# SET TASK
Copy the records below exactly, leaving out every picture.

# INFORMATION GIVEN

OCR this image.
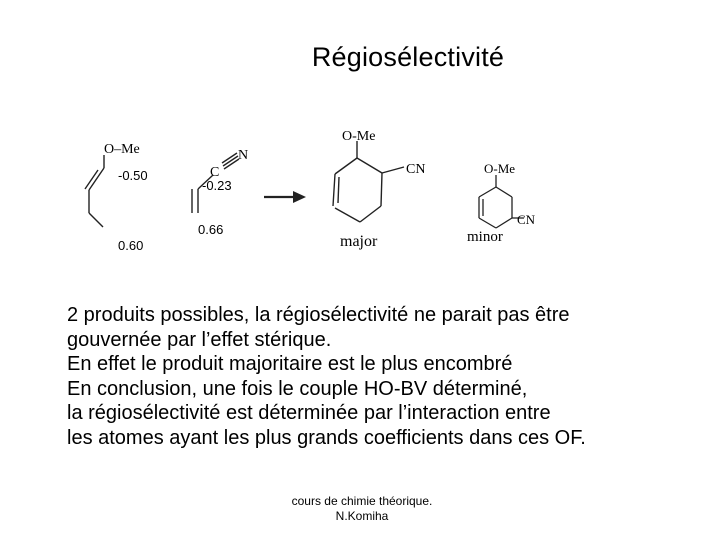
Régiosélectivité
O–Me
-0.50
0.60
C
N
-0.23
0.66
O-Me
CN
major
O-Me
CN
minor
2 produits possibles, la régiosélectivité ne parait pas être
gouvernée par l’effet stérique.
En effet le produit majoritaire est le plus encombré
En conclusion, une fois le couple HO-BV déterminé,
la régiosélectivité est déterminée par l’interaction entre
les atomes ayant les plus grands coefficients dans ces OF.
cours de chimie théorique.
N.Komiha
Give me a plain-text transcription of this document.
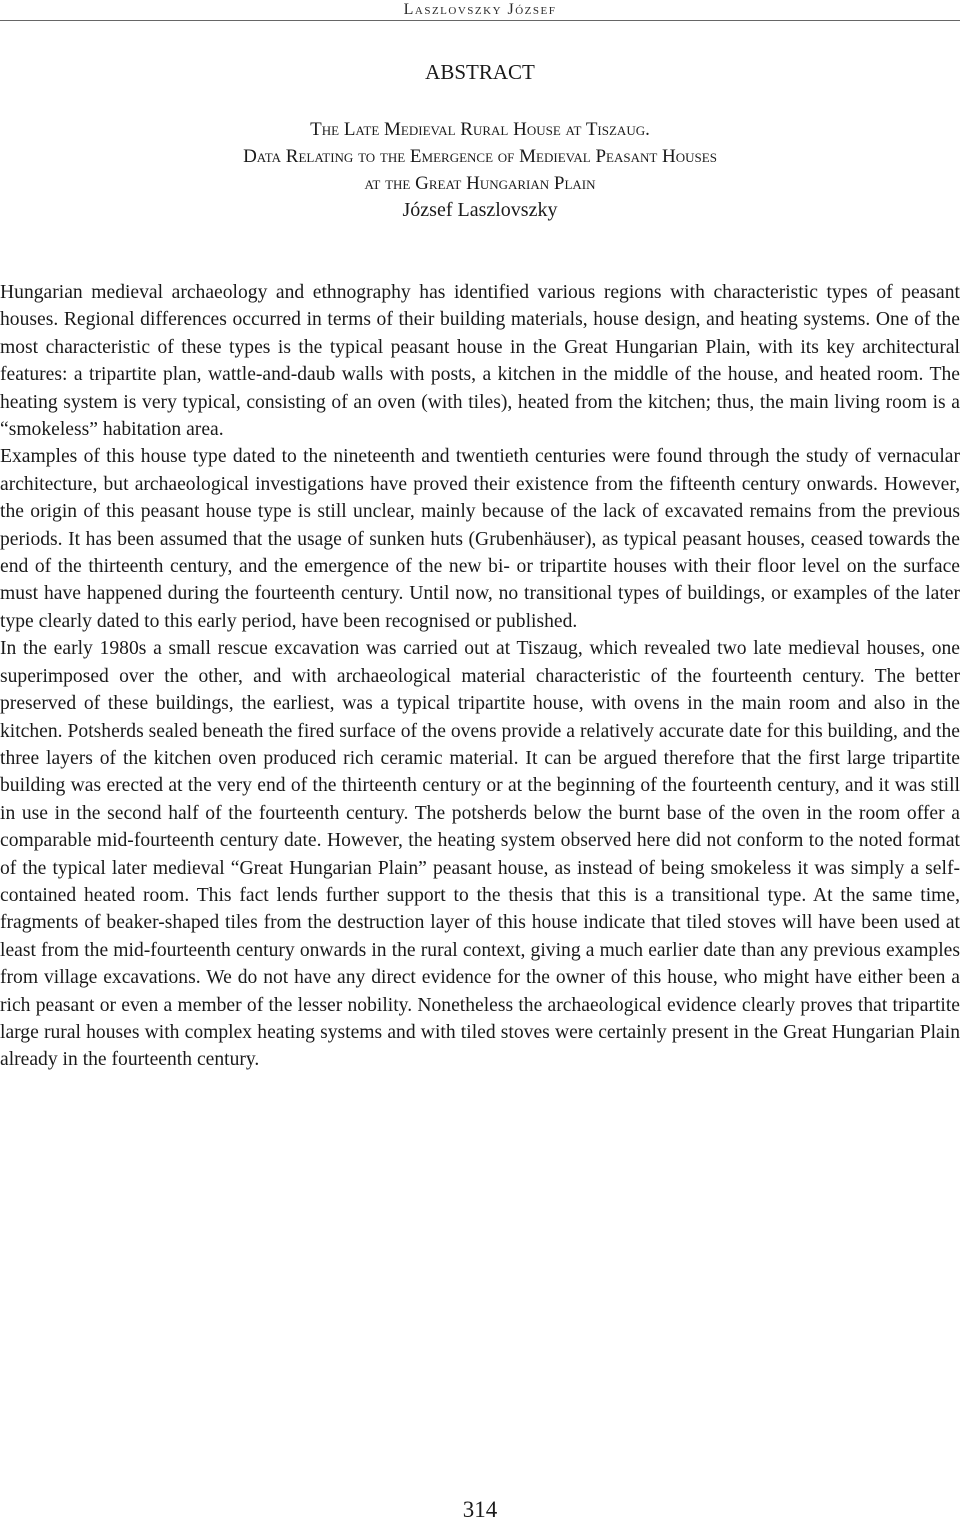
Laszlovszky József
ABSTRACT
The Late Medieval Rural House at Tiszaug.
Data Relating to the Emergence of Medieval Peasant Houses
at the Great Hungarian Plain
József Laszlovszky

Hungarian medieval archaeology and ethnography has identified various regions with characteristic types of peasant houses. Regional differences occurred in terms of their building materials, house design, and heating systems. One of the most characteristic of these types is the typical peasant house in the Great Hungarian Plain, with its key architectural features: a tripartite plan, wattle-and-daub walls with posts, a kitchen in the middle of the house, and heated room. The heating system is very typical, consisting of an oven (with tiles), heated from the kitchen; thus, the main living room is a “smokeless” habitation area.

Examples of this house type dated to the nineteenth and twentieth centuries were found through the study of vernacular architecture, but archaeological investigations have proved their existence from the fifteenth century onwards. However, the origin of this peasant house type is still unclear, mainly because of the lack of excavated remains from the previous periods. It has been assumed that the usage of sunken huts (Grubenhäuser), as typical peasant houses, ceased towards the end of the thirteenth century, and the emergence of the new bi- or tripartite houses with their floor level on the surface must have happened during the fourteenth century. Until now, no transitional types of buildings, or examples of the later type clearly dated to this early period, have been recognised or published.

In the early 1980s a small rescue excavation was carried out at Tiszaug, which revealed two late medieval houses, one superimposed over the other, and with archaeological material characteristic of the fourteenth century. The better preserved of these buildings, the earliest, was a typical tripartite house, with ovens in the main room and also in the kitchen. Potsherds sealed beneath the fired surface of the ovens provide a relatively accurate date for this building, and the three layers of the kitchen oven produced rich ceramic material. It can be argued therefore that the first large tripartite building was erected at the very end of the thirteenth century or at the beginning of the fourteenth century, and it was still in use in the second half of the fourteenth century. The potsherds below the burnt base of the oven in the room offer a comparable mid-fourteenth century date. However, the heating system observed here did not conform to the noted format of the typical later medieval “Great Hungarian Plain” peasant house, as instead of being smokeless it was simply a self-contained heated room. This fact lends further support to the thesis that this is a transitional type. At the same time, fragments of beaker-shaped tiles from the destruction layer of this house indicate that tiled stoves will have been used at least from the mid-fourteenth century onwards in the rural context, giving a much earlier date than any previous examples from village excavations. We do not have any direct evidence for the owner of this house, who might have either been a rich peasant or even a member of the lesser nobility. Nonetheless the archaeological evidence clearly proves that tripartite large rural houses with complex heating systems and with tiled stoves were certainly present in the Great Hungarian Plain already in the fourteenth century.

314
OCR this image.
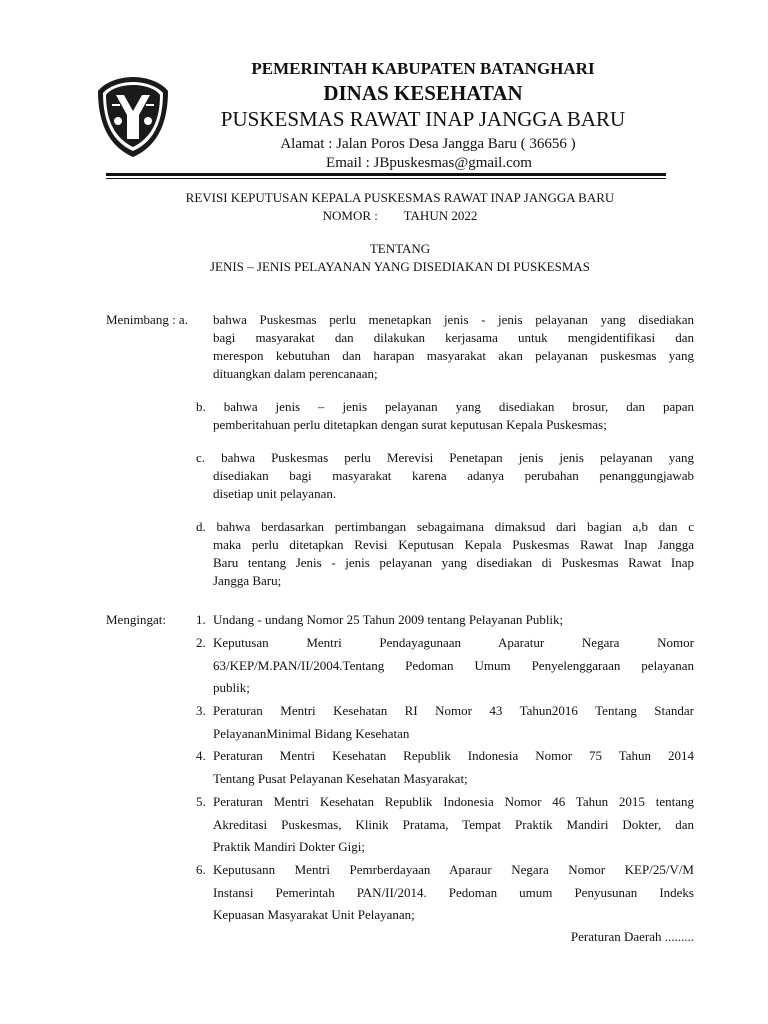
PEMERINTAH KABUPATEN BATANGHARI
DINAS KESEHATAN
PUSKESMAS RAWAT INAP JANGGA BARU
Alamat : Jalan Poros Desa Jangga Baru ( 36656 )
Email : JBpuskesmas@gmail.com
REVISI KEPUTUSAN KEPALA PUSKESMAS RAWAT INAP JANGGA BARU
NOMOR :        TAHUN 2022
TENTANG
JENIS – JENIS PELAYANAN YANG DISEDIAKAN DI PUSKESMAS
Menimbang : a. bahwa Puskesmas perlu menetapkan jenis - jenis pelayanan yang disediakan
bagi masyarakat dan dilakukan kerjasama untuk mengidentifikasi dan
merespon kebutuhan dan harapan masyarakat akan pelayanan puskesmas yang
dituangkan dalam perencanaan;
b. bahwa jenis – jenis pelayanan yang disediakan brosur, dan papan
pemberitahuan perlu ditetapkan dengan surat keputusan Kepala Puskesmas;
c. bahwa Puskesmas perlu Merevisi Penetapan jenis jenis pelayanan yang
disediakan bagi masyarakat karena adanya perubahan penanggungjawab
disetiap unit pelayanan.
d. bahwa berdasarkan pertimbangan sebagaimana dimaksud dari bagian a,b dan c
maka perlu ditetapkan Revisi Keputusan Kepala Puskesmas Rawat Inap Jangga
Baru tentang Jenis - jenis pelayanan yang disediakan di Puskesmas Rawat Inap
Jangga Baru;
Mengingat: 1. Undang - undang Nomor 25 Tahun 2009 tentang Pelayanan Publik;
2. Keputusan Mentri Pendayagunaan Aparatur Negara Nomor
63/KEP/M.PAN/II/2004.Tentang Pedoman Umum Penyelenggaraan pelayanan
publik;
3. Peraturan Mentri Kesehatan RI Nomor 43 Tahun2016 Tentang Standar
PelayananMinimal Bidang Kesehatan
4. Peraturan Mentri Kesehatan Republik Indonesia Nomor 75 Tahun 2014
Tentang Pusat Pelayanan Kesehatan Masyarakat;
5. Peraturan Mentri Kesehatan Republik Indonesia Nomor 46 Tahun 2015 tentang
Akreditasi Puskesmas, Klinik Pratama, Tempat Praktik Mandiri Dokter, dan
Praktik Mandiri Dokter Gigi;
6. Keputusann Mentri Pemrberdayaan Aparaur Negara Nomor KEP/25/V/M
Instansi Pemerintah PAN/II/2014. Pedoman umum Penyusunan Indeks
Kepuasan Masyarakat Unit Pelayanan;
Peraturan Daerah .........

# THE RESULT
OCR this image.
Régiosélectivité
O–Me
-0.50
0.60
C
N
-0.23
0.66
O-Me
CN
major
O-Me
CN
minor
2 produits possibles, la régiosélectivité ne parait pas être
gouvernée par l’effet stérique.
En effet le produit majoritaire est le plus encombré
En conclusion, une fois le couple HO-BV déterminé,
la régiosélectivité est déterminée par l’interaction entre
les atomes ayant les plus grands coefficients dans ces OF.
cours de chimie théorique.
N.Komiha
Give me a plain-text transcription of this document.
Laszlovszky József
ABSTRACT
The Late Medieval Rural House at Tiszaug.
Data Relating to the Emergence of Medieval Peasant Houses
at the Great Hungarian Plain
József Laszlovszky

Hungarian medieval archaeology and ethnography has identified various regions with characteristic types of peasant houses. Regional differences occurred in terms of their building materials, house design, and heating systems. One of the most characteristic of these types is the typical peasant house in the Great Hungarian Plain, with its key architectural features: a tripartite plan, wattle-and-daub walls with posts, a kitchen in the middle of the house, and heated room. The heating system is very typical, consisting of an oven (with tiles), heated from the kitchen; thus, the main living room is a “smokeless” habitation area.

Examples of this house type dated to the nineteenth and twentieth centuries were found through the study of vernacular architecture, but archaeological investigations have proved their existence from the fifteenth century onwards. However, the origin of this peasant house type is still unclear, mainly because of the lack of excavated remains from the previous periods. It has been assumed that the usage of sunken huts (Grubenhäuser), as typical peasant houses, ceased towards the end of the thirteenth century, and the emergence of the new bi- or tripartite houses with their floor level on the surface must have happened during the fourteenth century. Until now, no transitional types of buildings, or examples of the later type clearly dated to this early period, have been recognised or published.

In the early 1980s a small rescue excavation was carried out at Tiszaug, which revealed two late medieval houses, one superimposed over the other, and with archaeological material characteristic of the fourteenth century. The better preserved of these buildings, the earliest, was a typical tripartite house, with ovens in the main room and also in the kitchen. Potsherds sealed beneath the fired surface of the ovens provide a relatively accurate date for this building, and the three layers of the kitchen oven produced rich ceramic material. It can be argued therefore that the first large tripartite building was erected at the very end of the thirteenth century or at the beginning of the fourteenth century, and it was still in use in the second half of the fourteenth century. The potsherds below the burnt base of the oven in the room offer a comparable mid-fourteenth century date. However, the heating system observed here did not conform to the noted format of the typical later medieval “Great Hungarian Plain” peasant house, as instead of being smokeless it was simply a self-contained heated room. This fact lends further support to the thesis that this is a transitional type. At the same time, fragments of beaker-shaped tiles from the destruction layer of this house indicate that tiled stoves will have been used at least from the mid-fourteenth century onwards in the rural context, giving a much earlier date than any previous examples from village excavations. We do not have any direct evidence for the owner of this house, who might have either been a rich peasant or even a member of the lesser nobility. Nonetheless the archaeological evidence clearly proves that tripartite large rural houses with complex heating systems and with tiled stoves were certainly present in the Great Hungarian Plain already in the fourteenth century.

314
OCR this image.
PEMERINTAH KABUPATEN BATANGHARI
DINAS KESEHATAN
PUSKESMAS RAWAT INAP JANGGA BARU
Alamat : Jalan Poros Desa Jangga Baru ( 36656 )
Email : JBpuskesmas@gmail.com
REVISI KEPUTUSAN KEPALA PUSKESMAS RAWAT INAP JANGGA BARU
NOMOR :        TAHUN 2022
TENTANG
JENIS – JENIS PELAYANAN YANG DISEDIAKAN DI PUSKESMAS
Menimbang : a. bahwa Puskesmas perlu menetapkan jenis - jenis pelayanan yang disediakan
bagi masyarakat dan dilakukan kerjasama untuk mengidentifikasi dan
merespon kebutuhan dan harapan masyarakat akan pelayanan puskesmas yang
dituangkan dalam perencanaan;
b. bahwa jenis – jenis pelayanan yang disediakan brosur, dan papan
pemberitahuan perlu ditetapkan dengan surat keputusan Kepala Puskesmas;
c. bahwa Puskesmas perlu Merevisi Penetapan jenis jenis pelayanan yang
disediakan bagi masyarakat karena adanya perubahan penanggungjawab
disetiap unit pelayanan.
d. bahwa berdasarkan pertimbangan sebagaimana dimaksud dari bagian a,b dan c
maka perlu ditetapkan Revisi Keputusan Kepala Puskesmas Rawat Inap Jangga
Baru tentang Jenis - jenis pelayanan yang disediakan di Puskesmas Rawat Inap
Jangga Baru;
Mengingat: 1. Undang - undang Nomor 25 Tahun 2009 tentang Pelayanan Publik;
2. Keputusan Mentri Pendayagunaan Aparatur Negara Nomor
63/KEP/M.PAN/II/2004.Tentang Pedoman Umum Penyelenggaraan pelayanan
publik;
3. Peraturan Mentri Kesehatan RI Nomor 43 Tahun2016 Tentang Standar
PelayananMinimal Bidang Kesehatan
4. Peraturan Mentri Kesehatan Republik Indonesia Nomor 75 Tahun 2014
Tentang Pusat Pelayanan Kesehatan Masyarakat;
5. Peraturan Mentri Kesehatan Republik Indonesia Nomor 46 Tahun 2015 tentang
Akreditasi Puskesmas, Klinik Pratama, Tempat Praktik Mandiri Dokter, dan
Praktik Mandiri Dokter Gigi;
6. Keputusann Mentri Pemrberdayaan Aparaur Negara Nomor KEP/25/V/M
Instansi Pemerintah PAN/II/2014. Pedoman umum Penyusunan Indeks
Kepuasan Masyarakat Unit Pelayanan;
Peraturan Daerah .........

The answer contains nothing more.